** The exercise **
For the entries that follow, state how many lines include the word "Complainant", giving the number and nothing else.

** Data to process **

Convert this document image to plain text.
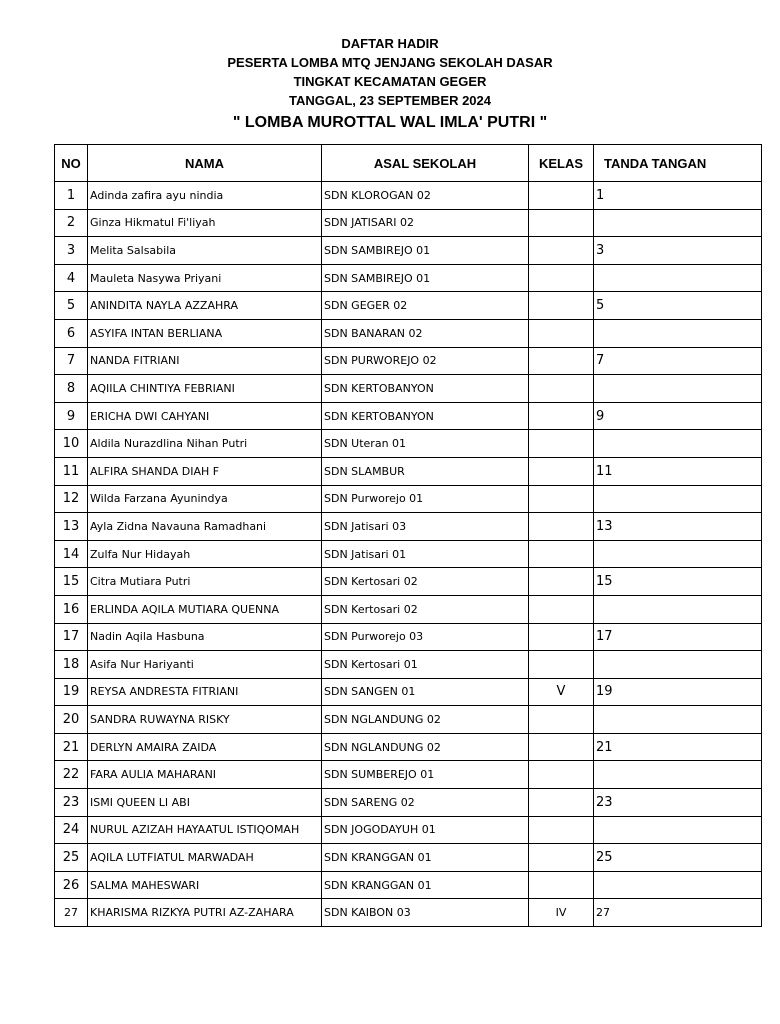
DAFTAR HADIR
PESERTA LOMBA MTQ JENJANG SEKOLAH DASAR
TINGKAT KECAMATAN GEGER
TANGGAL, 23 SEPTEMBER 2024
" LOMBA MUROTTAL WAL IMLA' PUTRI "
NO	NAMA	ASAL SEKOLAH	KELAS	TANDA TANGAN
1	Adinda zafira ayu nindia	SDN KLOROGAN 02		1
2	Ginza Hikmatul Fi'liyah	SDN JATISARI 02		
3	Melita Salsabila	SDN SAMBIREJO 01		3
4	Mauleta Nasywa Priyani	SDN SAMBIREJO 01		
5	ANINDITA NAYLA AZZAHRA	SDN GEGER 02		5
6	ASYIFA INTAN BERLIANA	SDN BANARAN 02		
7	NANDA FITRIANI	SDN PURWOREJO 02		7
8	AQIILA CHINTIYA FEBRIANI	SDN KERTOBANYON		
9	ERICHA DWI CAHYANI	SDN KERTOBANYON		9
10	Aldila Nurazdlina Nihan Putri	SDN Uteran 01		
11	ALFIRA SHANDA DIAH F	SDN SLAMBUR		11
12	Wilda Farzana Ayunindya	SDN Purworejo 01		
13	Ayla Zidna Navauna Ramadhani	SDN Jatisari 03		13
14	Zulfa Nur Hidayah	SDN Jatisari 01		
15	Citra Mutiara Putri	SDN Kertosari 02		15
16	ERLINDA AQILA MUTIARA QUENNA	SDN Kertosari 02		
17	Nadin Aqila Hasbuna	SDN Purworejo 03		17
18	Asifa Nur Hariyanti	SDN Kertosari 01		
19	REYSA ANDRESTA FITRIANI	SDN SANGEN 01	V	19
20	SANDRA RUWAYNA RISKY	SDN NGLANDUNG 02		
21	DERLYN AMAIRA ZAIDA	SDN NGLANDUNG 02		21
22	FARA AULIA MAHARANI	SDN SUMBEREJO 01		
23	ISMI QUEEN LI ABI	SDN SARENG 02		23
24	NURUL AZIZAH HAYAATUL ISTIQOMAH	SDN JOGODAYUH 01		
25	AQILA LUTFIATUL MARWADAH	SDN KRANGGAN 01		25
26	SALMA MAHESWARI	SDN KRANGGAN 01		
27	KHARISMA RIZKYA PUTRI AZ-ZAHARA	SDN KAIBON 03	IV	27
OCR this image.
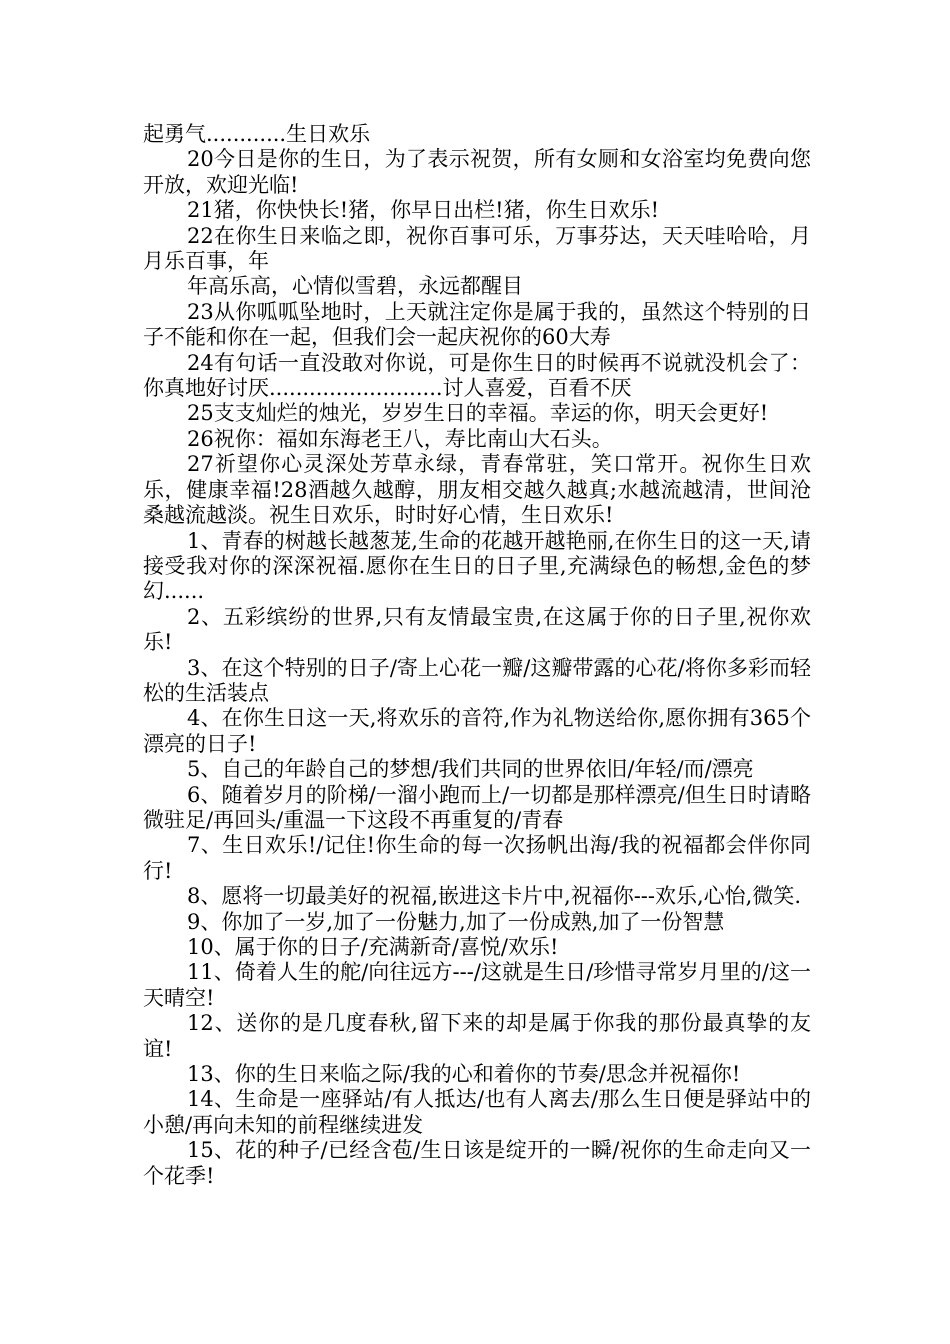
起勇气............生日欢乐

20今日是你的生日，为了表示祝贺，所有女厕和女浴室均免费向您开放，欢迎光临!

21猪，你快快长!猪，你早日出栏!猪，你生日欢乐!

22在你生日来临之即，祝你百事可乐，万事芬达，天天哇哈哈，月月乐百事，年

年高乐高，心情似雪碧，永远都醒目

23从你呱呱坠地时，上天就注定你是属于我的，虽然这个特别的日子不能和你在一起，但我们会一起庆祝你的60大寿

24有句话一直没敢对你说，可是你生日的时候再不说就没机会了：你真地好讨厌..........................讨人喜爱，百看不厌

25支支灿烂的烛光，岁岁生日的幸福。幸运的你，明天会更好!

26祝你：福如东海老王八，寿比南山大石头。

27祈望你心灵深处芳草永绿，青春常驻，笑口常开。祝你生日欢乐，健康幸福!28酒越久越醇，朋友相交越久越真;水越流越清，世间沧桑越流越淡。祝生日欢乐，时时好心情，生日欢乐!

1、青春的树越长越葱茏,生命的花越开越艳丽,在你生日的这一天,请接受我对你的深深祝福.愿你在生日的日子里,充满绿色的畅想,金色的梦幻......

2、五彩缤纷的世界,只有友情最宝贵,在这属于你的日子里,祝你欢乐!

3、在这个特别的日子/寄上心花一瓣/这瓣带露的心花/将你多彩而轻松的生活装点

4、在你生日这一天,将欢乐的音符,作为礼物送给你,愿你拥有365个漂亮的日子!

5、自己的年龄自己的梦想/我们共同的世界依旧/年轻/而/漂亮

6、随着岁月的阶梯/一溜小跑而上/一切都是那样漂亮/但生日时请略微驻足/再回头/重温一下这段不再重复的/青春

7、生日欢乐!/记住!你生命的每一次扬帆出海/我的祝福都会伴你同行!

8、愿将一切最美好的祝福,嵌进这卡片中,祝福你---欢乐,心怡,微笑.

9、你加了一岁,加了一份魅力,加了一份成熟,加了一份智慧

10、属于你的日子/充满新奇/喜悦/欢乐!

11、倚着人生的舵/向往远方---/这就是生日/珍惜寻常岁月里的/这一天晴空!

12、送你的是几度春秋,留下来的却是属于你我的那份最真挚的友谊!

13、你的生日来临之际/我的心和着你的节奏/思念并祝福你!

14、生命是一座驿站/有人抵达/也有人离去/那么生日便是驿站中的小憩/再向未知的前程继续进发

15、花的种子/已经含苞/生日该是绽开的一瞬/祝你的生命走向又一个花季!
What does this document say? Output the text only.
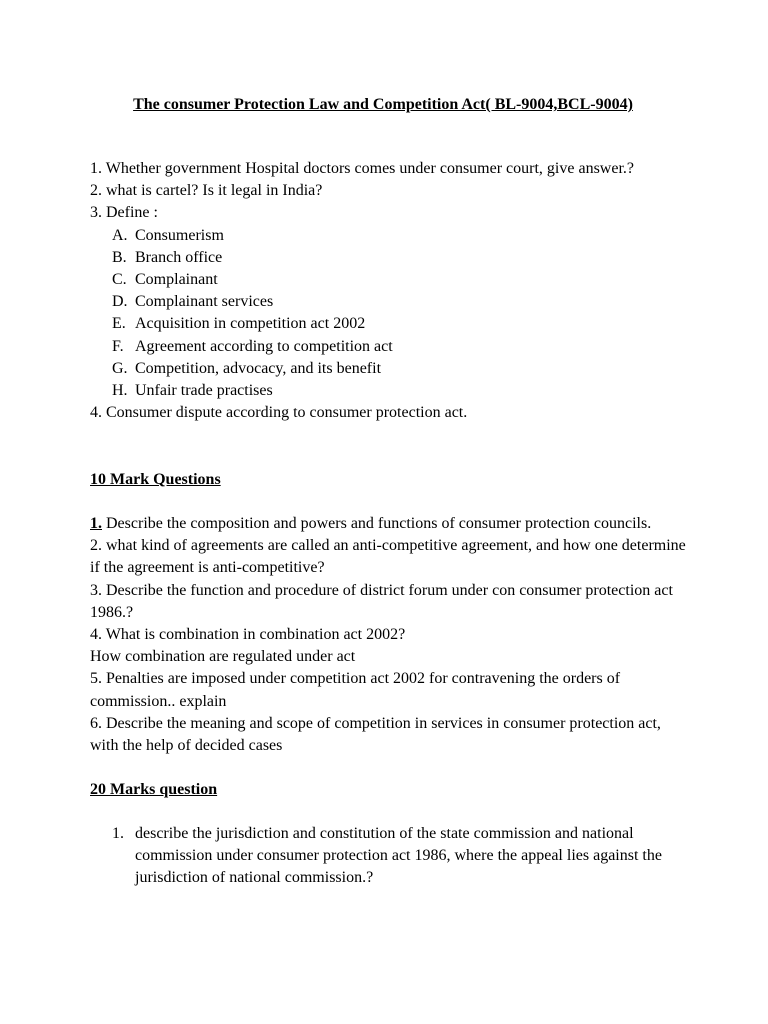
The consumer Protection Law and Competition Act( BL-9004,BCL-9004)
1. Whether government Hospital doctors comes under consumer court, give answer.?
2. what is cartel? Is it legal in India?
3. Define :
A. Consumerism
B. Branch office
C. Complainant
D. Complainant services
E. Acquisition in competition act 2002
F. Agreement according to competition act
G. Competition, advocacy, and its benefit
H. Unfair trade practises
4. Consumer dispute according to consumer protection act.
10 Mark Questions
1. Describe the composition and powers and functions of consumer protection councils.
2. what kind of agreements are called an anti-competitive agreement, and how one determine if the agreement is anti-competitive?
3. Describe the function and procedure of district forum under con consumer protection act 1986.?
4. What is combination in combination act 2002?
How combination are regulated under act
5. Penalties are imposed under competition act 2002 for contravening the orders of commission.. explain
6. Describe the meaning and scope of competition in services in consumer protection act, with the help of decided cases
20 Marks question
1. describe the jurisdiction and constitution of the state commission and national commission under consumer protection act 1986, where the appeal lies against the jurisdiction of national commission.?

** Result **
2